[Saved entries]
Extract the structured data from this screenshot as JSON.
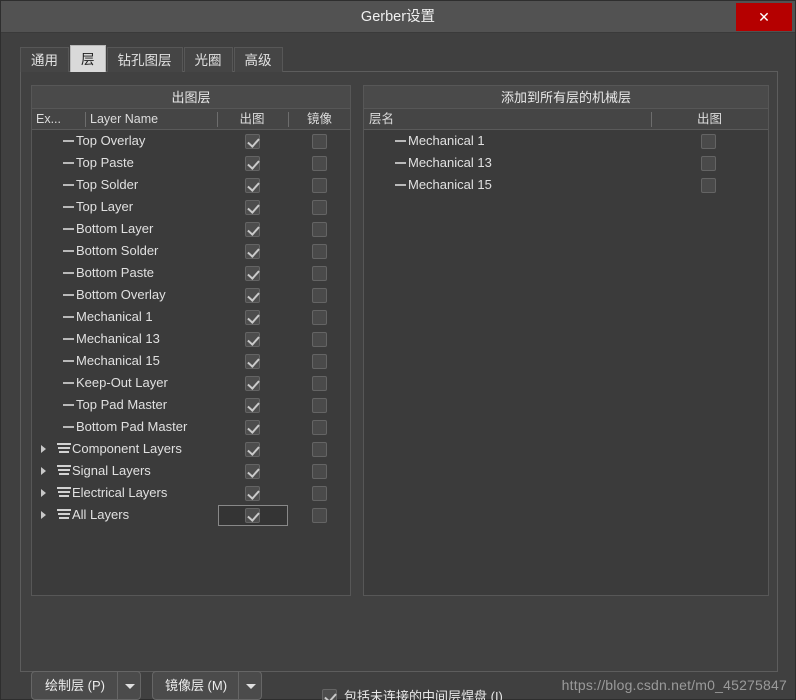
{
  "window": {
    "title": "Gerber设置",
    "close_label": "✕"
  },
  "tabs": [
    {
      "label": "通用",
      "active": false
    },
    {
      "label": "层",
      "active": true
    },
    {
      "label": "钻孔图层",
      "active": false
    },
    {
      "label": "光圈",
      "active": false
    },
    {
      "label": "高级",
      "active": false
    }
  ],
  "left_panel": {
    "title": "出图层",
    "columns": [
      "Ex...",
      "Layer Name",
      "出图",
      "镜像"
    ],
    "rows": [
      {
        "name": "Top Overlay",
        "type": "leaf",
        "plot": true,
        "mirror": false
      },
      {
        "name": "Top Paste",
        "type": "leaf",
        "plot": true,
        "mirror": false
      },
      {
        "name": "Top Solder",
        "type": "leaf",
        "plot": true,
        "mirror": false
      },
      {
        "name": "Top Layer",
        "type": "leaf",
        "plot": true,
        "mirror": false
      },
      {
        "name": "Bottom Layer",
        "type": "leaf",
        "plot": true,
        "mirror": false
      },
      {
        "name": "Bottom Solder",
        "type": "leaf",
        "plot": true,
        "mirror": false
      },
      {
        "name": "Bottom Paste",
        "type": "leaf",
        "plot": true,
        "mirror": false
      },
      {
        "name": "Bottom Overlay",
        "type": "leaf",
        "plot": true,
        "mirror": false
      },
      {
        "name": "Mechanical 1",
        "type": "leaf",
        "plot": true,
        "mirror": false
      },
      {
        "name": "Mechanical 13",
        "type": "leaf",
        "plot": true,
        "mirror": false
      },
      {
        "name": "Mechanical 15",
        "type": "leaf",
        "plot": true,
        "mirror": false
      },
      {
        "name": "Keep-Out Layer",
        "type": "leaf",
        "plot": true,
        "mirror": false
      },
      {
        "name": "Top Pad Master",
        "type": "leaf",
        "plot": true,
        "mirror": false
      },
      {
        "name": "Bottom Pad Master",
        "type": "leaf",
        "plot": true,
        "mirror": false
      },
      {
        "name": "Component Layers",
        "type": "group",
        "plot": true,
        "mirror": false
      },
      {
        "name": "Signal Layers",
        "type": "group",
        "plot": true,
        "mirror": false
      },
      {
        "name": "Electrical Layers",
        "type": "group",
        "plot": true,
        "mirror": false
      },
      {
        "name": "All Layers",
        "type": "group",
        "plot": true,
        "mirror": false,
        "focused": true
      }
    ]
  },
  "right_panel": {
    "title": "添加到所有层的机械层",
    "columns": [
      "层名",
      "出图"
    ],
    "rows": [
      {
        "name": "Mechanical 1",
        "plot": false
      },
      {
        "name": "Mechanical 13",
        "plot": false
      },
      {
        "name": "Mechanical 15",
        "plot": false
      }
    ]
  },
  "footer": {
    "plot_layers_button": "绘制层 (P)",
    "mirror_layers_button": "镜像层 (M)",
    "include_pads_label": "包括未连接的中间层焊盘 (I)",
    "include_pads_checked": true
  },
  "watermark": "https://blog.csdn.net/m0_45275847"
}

---

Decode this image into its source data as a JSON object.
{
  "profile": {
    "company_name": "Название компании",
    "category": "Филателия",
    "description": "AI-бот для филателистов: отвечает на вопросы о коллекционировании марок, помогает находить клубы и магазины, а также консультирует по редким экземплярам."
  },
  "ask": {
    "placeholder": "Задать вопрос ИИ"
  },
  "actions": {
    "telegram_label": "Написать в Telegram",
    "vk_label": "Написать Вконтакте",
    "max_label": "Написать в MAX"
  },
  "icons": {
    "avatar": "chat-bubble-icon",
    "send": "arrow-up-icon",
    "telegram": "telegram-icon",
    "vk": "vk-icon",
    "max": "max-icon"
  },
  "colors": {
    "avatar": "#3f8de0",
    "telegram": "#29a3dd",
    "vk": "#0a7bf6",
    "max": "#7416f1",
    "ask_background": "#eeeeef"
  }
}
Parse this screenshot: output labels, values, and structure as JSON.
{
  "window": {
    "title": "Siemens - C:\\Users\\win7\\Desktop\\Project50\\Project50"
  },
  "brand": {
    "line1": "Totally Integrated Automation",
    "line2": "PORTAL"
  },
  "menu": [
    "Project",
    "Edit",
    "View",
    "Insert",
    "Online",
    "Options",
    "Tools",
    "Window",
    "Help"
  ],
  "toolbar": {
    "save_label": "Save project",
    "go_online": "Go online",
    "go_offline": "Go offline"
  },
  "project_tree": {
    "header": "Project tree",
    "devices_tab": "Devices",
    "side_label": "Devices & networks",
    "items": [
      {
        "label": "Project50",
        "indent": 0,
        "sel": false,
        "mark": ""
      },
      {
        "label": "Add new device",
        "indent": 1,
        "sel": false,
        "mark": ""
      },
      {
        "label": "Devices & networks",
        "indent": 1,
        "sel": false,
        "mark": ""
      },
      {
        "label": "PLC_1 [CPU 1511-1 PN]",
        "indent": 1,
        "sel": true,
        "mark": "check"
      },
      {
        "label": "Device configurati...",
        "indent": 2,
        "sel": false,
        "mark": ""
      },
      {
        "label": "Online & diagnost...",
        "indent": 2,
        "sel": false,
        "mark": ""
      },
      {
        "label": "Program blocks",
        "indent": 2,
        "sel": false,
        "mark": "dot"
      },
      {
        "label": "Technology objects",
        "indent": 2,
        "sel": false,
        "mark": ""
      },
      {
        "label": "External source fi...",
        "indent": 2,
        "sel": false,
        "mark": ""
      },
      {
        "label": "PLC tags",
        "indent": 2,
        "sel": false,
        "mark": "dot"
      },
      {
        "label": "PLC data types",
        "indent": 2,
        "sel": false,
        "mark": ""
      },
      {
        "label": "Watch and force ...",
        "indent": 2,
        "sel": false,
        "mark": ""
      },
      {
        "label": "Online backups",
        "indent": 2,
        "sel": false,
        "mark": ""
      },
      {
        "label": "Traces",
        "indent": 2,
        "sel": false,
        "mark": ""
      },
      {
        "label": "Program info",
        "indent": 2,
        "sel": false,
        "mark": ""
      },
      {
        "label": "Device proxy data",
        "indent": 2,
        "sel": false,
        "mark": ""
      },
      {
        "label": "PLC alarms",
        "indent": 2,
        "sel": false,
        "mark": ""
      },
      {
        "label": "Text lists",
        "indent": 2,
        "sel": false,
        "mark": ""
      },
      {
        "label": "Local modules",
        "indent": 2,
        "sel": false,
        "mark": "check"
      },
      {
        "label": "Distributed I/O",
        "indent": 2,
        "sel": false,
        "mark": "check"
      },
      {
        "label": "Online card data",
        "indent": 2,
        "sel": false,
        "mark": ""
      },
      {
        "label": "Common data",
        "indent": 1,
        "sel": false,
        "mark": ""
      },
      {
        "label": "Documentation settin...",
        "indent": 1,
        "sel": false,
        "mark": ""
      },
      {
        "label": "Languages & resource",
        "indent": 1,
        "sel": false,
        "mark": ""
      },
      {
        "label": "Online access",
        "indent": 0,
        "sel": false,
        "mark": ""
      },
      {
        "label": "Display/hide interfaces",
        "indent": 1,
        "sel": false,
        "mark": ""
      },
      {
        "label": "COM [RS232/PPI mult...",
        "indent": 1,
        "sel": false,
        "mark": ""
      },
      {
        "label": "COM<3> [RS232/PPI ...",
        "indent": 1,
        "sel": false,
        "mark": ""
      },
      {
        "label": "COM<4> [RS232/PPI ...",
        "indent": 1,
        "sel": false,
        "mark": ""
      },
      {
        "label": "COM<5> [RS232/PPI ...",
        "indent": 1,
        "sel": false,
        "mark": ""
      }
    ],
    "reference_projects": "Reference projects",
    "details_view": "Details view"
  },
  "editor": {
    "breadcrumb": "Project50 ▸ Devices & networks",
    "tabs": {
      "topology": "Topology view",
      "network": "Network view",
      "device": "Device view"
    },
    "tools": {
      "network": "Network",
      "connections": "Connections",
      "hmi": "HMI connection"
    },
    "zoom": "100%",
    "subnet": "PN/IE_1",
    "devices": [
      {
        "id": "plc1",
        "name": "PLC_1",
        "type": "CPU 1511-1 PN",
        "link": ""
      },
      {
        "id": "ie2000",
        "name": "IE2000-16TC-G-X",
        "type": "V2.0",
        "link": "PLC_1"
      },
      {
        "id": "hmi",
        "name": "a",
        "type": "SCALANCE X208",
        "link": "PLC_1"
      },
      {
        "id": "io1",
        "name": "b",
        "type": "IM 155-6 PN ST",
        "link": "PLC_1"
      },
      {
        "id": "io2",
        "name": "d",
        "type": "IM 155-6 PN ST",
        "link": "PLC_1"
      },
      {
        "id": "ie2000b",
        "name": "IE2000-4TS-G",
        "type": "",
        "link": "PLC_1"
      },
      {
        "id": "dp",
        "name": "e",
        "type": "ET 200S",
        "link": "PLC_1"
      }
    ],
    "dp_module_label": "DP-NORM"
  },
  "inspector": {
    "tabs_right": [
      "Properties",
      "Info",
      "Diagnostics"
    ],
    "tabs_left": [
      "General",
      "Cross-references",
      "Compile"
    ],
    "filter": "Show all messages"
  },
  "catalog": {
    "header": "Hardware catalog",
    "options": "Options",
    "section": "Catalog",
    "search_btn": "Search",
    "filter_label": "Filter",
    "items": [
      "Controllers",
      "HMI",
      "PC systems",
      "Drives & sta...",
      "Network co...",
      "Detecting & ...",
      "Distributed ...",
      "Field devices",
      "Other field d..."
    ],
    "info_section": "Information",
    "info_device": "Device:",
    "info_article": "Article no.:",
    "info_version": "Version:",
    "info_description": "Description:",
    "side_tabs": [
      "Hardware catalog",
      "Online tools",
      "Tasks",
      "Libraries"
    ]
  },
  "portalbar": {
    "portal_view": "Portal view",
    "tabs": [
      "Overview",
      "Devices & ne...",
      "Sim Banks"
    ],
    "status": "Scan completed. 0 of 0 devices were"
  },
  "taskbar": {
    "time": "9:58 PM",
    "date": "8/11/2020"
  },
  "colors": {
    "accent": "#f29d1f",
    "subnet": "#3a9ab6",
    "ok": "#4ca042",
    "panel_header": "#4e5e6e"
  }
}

▸ WHAT YOU HAVE TO DO
Extract all lines that hold the word "avatar".

▸ SOLUTION TO THE PROBLEM
    "avatar": "chat-bubble-icon",
    "avatar": "#3f8de0",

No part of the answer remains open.